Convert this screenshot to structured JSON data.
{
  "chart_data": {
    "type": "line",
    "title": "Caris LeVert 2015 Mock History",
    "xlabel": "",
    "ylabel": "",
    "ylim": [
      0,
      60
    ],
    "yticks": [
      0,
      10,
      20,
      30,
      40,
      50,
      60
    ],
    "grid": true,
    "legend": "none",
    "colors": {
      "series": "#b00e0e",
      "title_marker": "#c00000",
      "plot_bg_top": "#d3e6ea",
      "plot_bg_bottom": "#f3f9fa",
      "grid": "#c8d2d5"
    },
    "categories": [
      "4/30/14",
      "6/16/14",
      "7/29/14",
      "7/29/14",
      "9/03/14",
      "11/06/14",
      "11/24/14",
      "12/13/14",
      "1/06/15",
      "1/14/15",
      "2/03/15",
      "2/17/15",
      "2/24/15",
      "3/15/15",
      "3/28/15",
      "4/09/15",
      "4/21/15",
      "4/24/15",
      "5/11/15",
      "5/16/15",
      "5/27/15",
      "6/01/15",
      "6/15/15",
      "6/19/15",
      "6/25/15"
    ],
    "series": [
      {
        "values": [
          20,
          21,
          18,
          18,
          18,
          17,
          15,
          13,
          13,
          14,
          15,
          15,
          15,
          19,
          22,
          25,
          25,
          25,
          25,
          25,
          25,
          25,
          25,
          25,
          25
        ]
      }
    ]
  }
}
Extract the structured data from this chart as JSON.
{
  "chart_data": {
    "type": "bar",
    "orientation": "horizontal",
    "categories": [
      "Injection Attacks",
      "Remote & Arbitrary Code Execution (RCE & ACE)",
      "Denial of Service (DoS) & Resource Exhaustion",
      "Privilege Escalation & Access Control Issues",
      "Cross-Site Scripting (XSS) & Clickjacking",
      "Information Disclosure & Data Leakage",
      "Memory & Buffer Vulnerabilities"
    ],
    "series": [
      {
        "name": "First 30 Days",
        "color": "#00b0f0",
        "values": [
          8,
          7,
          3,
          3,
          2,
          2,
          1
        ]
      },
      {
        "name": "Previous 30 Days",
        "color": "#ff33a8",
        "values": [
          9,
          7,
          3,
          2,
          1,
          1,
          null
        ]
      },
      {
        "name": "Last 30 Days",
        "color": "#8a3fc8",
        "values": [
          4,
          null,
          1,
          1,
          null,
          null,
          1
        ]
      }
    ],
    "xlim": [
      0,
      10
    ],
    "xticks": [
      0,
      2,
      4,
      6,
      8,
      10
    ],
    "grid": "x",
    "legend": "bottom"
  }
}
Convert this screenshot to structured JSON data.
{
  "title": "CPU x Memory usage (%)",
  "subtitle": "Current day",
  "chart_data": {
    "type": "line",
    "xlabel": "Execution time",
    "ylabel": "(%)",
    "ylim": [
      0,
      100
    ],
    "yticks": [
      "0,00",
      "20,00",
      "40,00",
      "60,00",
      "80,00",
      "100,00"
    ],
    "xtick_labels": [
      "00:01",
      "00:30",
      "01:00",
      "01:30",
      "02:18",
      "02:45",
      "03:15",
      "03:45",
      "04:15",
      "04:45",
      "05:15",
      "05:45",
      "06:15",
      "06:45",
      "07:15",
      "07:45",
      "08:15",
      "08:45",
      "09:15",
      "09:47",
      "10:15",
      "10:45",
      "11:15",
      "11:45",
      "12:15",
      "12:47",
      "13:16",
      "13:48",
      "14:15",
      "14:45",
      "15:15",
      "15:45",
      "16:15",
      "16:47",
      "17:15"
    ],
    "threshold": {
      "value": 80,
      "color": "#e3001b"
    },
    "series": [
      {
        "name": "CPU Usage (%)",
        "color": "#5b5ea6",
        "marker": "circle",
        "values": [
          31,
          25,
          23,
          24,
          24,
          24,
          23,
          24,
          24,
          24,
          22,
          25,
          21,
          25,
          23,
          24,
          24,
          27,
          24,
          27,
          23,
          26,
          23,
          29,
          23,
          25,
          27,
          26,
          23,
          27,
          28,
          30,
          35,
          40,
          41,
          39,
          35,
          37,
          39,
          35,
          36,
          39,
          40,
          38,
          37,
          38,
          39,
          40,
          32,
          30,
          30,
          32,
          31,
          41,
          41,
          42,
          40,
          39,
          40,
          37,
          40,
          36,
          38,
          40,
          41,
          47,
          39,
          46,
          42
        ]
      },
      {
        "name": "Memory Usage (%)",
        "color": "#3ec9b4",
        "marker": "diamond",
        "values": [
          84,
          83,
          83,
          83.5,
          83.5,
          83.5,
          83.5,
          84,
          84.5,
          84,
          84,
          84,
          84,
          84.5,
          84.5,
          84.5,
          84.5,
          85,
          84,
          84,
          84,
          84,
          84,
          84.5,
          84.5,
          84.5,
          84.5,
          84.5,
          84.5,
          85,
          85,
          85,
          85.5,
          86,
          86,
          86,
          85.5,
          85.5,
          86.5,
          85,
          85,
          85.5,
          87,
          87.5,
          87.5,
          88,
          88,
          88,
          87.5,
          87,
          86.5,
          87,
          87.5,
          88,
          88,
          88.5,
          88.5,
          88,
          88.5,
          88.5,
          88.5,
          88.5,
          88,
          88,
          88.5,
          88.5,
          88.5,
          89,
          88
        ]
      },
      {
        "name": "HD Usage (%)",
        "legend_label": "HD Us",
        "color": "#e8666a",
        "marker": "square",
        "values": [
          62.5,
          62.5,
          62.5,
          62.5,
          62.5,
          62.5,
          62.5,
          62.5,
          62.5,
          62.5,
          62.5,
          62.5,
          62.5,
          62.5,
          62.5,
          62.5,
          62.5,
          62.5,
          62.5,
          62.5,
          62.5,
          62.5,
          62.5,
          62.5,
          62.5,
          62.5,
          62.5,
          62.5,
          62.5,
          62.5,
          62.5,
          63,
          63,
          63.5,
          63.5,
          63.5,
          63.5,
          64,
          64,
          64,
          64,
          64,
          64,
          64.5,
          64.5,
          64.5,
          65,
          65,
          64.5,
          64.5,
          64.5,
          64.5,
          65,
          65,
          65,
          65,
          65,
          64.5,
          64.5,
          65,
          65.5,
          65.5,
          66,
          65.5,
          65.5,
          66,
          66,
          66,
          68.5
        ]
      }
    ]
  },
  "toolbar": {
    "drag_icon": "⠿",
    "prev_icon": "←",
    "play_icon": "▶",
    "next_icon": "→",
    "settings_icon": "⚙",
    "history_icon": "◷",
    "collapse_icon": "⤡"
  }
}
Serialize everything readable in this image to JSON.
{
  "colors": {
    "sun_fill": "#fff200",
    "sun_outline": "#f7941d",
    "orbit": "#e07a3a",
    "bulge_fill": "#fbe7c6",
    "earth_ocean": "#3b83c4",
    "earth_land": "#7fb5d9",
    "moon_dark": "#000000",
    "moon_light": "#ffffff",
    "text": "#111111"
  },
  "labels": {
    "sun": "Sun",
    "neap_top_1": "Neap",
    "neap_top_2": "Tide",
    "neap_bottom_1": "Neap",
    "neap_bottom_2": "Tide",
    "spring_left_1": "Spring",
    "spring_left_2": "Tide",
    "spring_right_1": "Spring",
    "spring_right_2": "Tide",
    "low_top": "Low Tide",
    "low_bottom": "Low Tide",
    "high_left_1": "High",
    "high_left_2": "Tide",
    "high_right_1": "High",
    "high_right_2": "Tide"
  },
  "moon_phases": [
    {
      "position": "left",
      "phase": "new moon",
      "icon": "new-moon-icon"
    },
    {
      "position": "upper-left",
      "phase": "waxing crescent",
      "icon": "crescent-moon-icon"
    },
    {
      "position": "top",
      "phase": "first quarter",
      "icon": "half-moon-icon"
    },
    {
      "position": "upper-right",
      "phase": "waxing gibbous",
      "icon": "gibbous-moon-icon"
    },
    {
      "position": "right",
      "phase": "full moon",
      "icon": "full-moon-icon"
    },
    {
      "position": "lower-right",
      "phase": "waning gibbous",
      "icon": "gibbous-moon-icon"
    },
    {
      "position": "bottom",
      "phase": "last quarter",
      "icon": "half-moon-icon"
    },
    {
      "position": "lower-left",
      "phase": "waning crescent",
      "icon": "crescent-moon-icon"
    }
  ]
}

☆ ☆ ☆ ☆ ☆

| Short task |
Pick out the lines that include the word "Memory" and write them out.

| Final result |
      "Memory & Buffer Vulnerabilities"
  "title": "CPU x Memory usage (%)",
        "name": "Memory Usage (%)",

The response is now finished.